WHAT TO PRODUCE:
Reproduce the entire listing word for word.

AVAILABLE DATA:
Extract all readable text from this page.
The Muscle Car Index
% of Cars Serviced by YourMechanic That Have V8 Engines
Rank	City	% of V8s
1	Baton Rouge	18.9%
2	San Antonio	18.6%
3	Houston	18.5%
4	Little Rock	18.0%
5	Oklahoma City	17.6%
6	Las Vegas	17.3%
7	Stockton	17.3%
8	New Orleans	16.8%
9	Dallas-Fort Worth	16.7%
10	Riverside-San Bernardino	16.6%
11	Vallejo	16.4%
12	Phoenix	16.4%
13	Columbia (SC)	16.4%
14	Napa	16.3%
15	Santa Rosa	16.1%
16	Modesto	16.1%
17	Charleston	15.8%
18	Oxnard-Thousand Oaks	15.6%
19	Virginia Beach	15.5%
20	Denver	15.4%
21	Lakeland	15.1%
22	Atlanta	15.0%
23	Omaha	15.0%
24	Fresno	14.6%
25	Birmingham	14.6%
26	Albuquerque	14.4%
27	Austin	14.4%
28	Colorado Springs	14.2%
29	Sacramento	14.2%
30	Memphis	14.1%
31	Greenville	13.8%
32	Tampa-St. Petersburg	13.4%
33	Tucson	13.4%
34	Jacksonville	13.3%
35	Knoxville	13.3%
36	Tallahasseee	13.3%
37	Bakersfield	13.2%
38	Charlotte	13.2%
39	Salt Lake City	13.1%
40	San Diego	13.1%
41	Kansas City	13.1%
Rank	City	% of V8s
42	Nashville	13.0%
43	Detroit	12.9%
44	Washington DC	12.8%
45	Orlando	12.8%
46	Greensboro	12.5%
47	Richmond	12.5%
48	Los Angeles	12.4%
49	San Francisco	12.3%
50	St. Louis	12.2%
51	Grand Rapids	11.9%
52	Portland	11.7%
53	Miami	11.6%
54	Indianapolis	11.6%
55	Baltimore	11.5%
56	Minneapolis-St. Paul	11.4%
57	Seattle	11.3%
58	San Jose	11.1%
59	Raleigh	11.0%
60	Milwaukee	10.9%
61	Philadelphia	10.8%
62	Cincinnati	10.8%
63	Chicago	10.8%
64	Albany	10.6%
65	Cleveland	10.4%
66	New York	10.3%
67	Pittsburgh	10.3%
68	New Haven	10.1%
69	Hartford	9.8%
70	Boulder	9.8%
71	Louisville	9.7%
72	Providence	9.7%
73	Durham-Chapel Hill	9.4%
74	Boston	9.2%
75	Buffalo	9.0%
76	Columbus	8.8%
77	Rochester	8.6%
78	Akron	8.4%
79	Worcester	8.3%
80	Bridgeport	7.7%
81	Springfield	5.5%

SOLVED PROBLEM:
Extract all readable text from this page.
The Muscle Car Index
% of Cars Serviced by YourMechanic That Have V8 Engines
Rank	City	% of V8s
1	Baton Rouge	18.9%
2	San Antonio	18.6%
3	Houston	18.5%
4	Little Rock	18.0%
5	Oklahoma City	17.6%
6	Las Vegas	17.3%
7	Stockton	17.3%
8	New Orleans	16.8%
9	Dallas-Fort Worth	16.7%
10	Riverside-San Bernardino	16.6%
11	Vallejo	16.4%
12	Phoenix	16.4%
13	Columbia (SC)	16.4%
14	Napa	16.3%
15	Santa Rosa	16.1%
16	Modesto	16.1%
17	Charleston	15.8%
18	Oxnard-Thousand Oaks	15.6%
19	Virginia Beach	15.5%
20	Denver	15.4%
21	Lakeland	15.1%
22	Atlanta	15.0%
23	Omaha	15.0%
24	Fresno	14.6%
25	Birmingham	14.6%
26	Albuquerque	14.4%
27	Austin	14.4%
28	Colorado Springs	14.2%
29	Sacramento	14.2%
30	Memphis	14.1%
31	Greenville	13.8%
32	Tampa-St. Petersburg	13.4%
33	Tucson	13.4%
34	Jacksonville	13.3%
35	Knoxville	13.3%
36	Tallahasseee	13.3%
37	Bakersfield	13.2%
38	Charlotte	13.2%
39	Salt Lake City	13.1%
40	San Diego	13.1%
41	Kansas City	13.1%
Rank	City	% of V8s
42	Nashville	13.0%
43	Detroit	12.9%
44	Washington DC	12.8%
45	Orlando	12.8%
46	Greensboro	12.5%
47	Richmond	12.5%
48	Los Angeles	12.4%
49	San Francisco	12.3%
50	St. Louis	12.2%
51	Grand Rapids	11.9%
52	Portland	11.7%
53	Miami	11.6%
54	Indianapolis	11.6%
55	Baltimore	11.5%
56	Minneapolis-St. Paul	11.4%
57	Seattle	11.3%
58	San Jose	11.1%
59	Raleigh	11.0%
60	Milwaukee	10.9%
61	Philadelphia	10.8%
62	Cincinnati	10.8%
63	Chicago	10.8%
64	Albany	10.6%
65	Cleveland	10.4%
66	New York	10.3%
67	Pittsburgh	10.3%
68	New Haven	10.1%
69	Hartford	9.8%
70	Boulder	9.8%
71	Louisville	9.7%
72	Providence	9.7%
73	Durham-Chapel Hill	9.4%
74	Boston	9.2%
75	Buffalo	9.0%
76	Columbus	8.8%
77	Rochester	8.6%
78	Akron	8.4%
79	Worcester	8.3%
80	Bridgeport	7.7%
81	Springfield	5.5%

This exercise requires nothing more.